* [Exercise objective] Repeat the listing in full. Nothing may be added or left out.

* [Available records]
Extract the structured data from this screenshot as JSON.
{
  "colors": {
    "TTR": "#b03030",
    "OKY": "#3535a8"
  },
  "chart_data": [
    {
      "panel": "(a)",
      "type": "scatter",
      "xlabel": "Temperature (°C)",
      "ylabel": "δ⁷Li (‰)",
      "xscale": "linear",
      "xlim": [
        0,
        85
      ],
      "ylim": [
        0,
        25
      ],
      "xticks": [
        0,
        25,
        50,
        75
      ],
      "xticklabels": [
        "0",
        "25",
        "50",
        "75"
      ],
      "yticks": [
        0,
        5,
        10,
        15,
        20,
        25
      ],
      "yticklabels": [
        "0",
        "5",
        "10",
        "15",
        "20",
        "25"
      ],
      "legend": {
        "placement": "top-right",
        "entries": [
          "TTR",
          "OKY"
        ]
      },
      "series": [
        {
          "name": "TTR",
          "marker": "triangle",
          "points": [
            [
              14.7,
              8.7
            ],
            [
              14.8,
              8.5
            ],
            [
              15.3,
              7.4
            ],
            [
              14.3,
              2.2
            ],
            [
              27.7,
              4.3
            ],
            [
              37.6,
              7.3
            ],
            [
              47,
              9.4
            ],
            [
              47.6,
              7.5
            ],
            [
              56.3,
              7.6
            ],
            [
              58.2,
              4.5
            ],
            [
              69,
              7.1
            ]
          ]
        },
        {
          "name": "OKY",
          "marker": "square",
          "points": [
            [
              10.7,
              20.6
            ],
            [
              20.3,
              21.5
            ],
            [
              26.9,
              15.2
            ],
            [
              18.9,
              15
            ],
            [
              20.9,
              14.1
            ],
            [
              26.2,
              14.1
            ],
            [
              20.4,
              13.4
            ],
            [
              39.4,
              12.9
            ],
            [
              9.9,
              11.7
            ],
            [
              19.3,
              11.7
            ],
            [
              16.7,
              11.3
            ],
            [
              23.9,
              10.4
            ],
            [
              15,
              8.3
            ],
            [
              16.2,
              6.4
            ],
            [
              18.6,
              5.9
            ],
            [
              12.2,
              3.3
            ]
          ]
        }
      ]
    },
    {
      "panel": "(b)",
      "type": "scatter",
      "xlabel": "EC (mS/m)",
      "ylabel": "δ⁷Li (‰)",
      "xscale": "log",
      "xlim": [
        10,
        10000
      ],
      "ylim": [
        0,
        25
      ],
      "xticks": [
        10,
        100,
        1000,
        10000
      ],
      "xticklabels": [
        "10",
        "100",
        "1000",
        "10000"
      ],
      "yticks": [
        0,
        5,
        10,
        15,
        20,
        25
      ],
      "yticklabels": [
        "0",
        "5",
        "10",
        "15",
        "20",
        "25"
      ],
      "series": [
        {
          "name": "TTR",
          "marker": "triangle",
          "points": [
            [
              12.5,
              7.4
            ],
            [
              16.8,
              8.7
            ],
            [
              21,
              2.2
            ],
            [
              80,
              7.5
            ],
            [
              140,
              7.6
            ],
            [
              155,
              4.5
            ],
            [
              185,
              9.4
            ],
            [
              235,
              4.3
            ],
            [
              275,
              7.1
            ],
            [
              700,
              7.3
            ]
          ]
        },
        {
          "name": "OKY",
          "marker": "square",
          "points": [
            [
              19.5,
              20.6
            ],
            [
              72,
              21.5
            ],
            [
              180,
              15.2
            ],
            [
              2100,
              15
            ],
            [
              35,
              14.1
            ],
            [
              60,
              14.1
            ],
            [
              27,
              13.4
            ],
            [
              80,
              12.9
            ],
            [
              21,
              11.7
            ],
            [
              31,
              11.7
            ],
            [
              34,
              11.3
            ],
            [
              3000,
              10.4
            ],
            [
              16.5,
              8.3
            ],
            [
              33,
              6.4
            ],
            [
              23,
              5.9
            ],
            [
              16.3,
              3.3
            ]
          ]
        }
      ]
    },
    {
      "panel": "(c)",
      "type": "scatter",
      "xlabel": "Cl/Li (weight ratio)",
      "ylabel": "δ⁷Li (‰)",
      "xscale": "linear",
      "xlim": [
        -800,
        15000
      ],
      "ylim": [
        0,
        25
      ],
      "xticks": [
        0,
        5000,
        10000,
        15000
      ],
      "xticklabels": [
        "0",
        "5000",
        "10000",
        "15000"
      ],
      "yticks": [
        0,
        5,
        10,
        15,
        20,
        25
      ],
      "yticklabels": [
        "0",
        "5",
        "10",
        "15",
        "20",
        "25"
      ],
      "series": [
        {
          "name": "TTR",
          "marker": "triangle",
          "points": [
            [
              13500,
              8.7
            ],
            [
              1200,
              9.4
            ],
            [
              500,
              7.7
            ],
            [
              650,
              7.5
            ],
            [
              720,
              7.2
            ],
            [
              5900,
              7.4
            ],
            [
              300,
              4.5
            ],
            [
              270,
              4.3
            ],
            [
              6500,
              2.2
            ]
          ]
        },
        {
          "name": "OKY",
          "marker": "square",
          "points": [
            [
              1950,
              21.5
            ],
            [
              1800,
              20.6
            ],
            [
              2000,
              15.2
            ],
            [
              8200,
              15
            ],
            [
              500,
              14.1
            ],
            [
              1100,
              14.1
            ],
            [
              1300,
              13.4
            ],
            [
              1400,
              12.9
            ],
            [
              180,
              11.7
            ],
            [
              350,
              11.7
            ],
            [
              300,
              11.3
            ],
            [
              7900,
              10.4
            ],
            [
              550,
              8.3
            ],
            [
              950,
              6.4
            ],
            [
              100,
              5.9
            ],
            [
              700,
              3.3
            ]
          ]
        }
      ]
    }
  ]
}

* [Response for this exercise]
Extract the structured data from this screenshot as JSON.
{
  "colors": {
    "TTR": "#b03030",
    "OKY": "#3535a8"
  },
  "chart_data": [
    {
      "panel": "(a)",
      "type": "scatter",
      "xlabel": "Temperature (°C)",
      "ylabel": "δ⁷Li (‰)",
      "xscale": "linear",
      "xlim": [
        0,
        85
      ],
      "ylim": [
        0,
        25
      ],
      "xticks": [
        0,
        25,
        50,
        75
      ],
      "xticklabels": [
        "0",
        "25",
        "50",
        "75"
      ],
      "yticks": [
        0,
        5,
        10,
        15,
        20,
        25
      ],
      "yticklabels": [
        "0",
        "5",
        "10",
        "15",
        "20",
        "25"
      ],
      "legend": {
        "placement": "top-right",
        "entries": [
          "TTR",
          "OKY"
        ]
      },
      "series": [
        {
          "name": "TTR",
          "marker": "triangle",
          "points": [
            [
              14.7,
              8.7
            ],
            [
              14.8,
              8.5
            ],
            [
              15.3,
              7.4
            ],
            [
              14.3,
              2.2
            ],
            [
              27.7,
              4.3
            ],
            [
              37.6,
              7.3
            ],
            [
              47,
              9.4
            ],
            [
              47.6,
              7.5
            ],
            [
              56.3,
              7.6
            ],
            [
              58.2,
              4.5
            ],
            [
              69,
              7.1
            ]
          ]
        },
        {
          "name": "OKY",
          "marker": "square",
          "points": [
            [
              10.7,
              20.6
            ],
            [
              20.3,
              21.5
            ],
            [
              26.9,
              15.2
            ],
            [
              18.9,
              15
            ],
            [
              20.9,
              14.1
            ],
            [
              26.2,
              14.1
            ],
            [
              20.4,
              13.4
            ],
            [
              39.4,
              12.9
            ],
            [
              9.9,
              11.7
            ],
            [
              19.3,
              11.7
            ],
            [
              16.7,
              11.3
            ],
            [
              23.9,
              10.4
            ],
            [
              15,
              8.3
            ],
            [
              16.2,
              6.4
            ],
            [
              18.6,
              5.9
            ],
            [
              12.2,
              3.3
            ]
          ]
        }
      ]
    },
    {
      "panel": "(b)",
      "type": "scatter",
      "xlabel": "EC (mS/m)",
      "ylabel": "δ⁷Li (‰)",
      "xscale": "log",
      "xlim": [
        10,
        10000
      ],
      "ylim": [
        0,
        25
      ],
      "xticks": [
        10,
        100,
        1000,
        10000
      ],
      "xticklabels": [
        "10",
        "100",
        "1000",
        "10000"
      ],
      "yticks": [
        0,
        5,
        10,
        15,
        20,
        25
      ],
      "yticklabels": [
        "0",
        "5",
        "10",
        "15",
        "20",
        "25"
      ],
      "series": [
        {
          "name": "TTR",
          "marker": "triangle",
          "points": [
            [
              12.5,
              7.4
            ],
            [
              16.8,
              8.7
            ],
            [
              21,
              2.2
            ],
            [
              80,
              7.5
            ],
            [
              140,
              7.6
            ],
            [
              155,
              4.5
            ],
            [
              185,
              9.4
            ],
            [
              235,
              4.3
            ],
            [
              275,
              7.1
            ],
            [
              700,
              7.3
            ]
          ]
        },
        {
          "name": "OKY",
          "marker": "square",
          "points": [
            [
              19.5,
              20.6
            ],
            [
              72,
              21.5
            ],
            [
              180,
              15.2
            ],
            [
              2100,
              15
            ],
            [
              35,
              14.1
            ],
            [
              60,
              14.1
            ],
            [
              27,
              13.4
            ],
            [
              80,
              12.9
            ],
            [
              21,
              11.7
            ],
            [
              31,
              11.7
            ],
            [
              34,
              11.3
            ],
            [
              3000,
              10.4
            ],
            [
              16.5,
              8.3
            ],
            [
              33,
              6.4
            ],
            [
              23,
              5.9
            ],
            [
              16.3,
              3.3
            ]
          ]
        }
      ]
    },
    {
      "panel": "(c)",
      "type": "scatter",
      "xlabel": "Cl/Li (weight ratio)",
      "ylabel": "δ⁷Li (‰)",
      "xscale": "linear",
      "xlim": [
        -800,
        15000
      ],
      "ylim": [
        0,
        25
      ],
      "xticks": [
        0,
        5000,
        10000,
        15000
      ],
      "xticklabels": [
        "0",
        "5000",
        "10000",
        "15000"
      ],
      "yticks": [
        0,
        5,
        10,
        15,
        20,
        25
      ],
      "yticklabels": [
        "0",
        "5",
        "10",
        "15",
        "20",
        "25"
      ],
      "series": [
        {
          "name": "TTR",
          "marker": "triangle",
          "points": [
            [
              13500,
              8.7
            ],
            [
              1200,
              9.4
            ],
            [
              500,
              7.7
            ],
            [
              650,
              7.5
            ],
            [
              720,
              7.2
            ],
            [
              5900,
              7.4
            ],
            [
              300,
              4.5
            ],
            [
              270,
              4.3
            ],
            [
              6500,
              2.2
            ]
          ]
        },
        {
          "name": "OKY",
          "marker": "square",
          "points": [
            [
              1950,
              21.5
            ],
            [
              1800,
              20.6
            ],
            [
              2000,
              15.2
            ],
            [
              8200,
              15
            ],
            [
              500,
              14.1
            ],
            [
              1100,
              14.1
            ],
            [
              1300,
              13.4
            ],
            [
              1400,
              12.9
            ],
            [
              180,
              11.7
            ],
            [
              350,
              11.7
            ],
            [
              300,
              11.3
            ],
            [
              7900,
              10.4
            ],
            [
              550,
              8.3
            ],
            [
              950,
              6.4
            ],
            [
              100,
              5.9
            ],
            [
              700,
              3.3
            ]
          ]
        }
      ]
    }
  ]
}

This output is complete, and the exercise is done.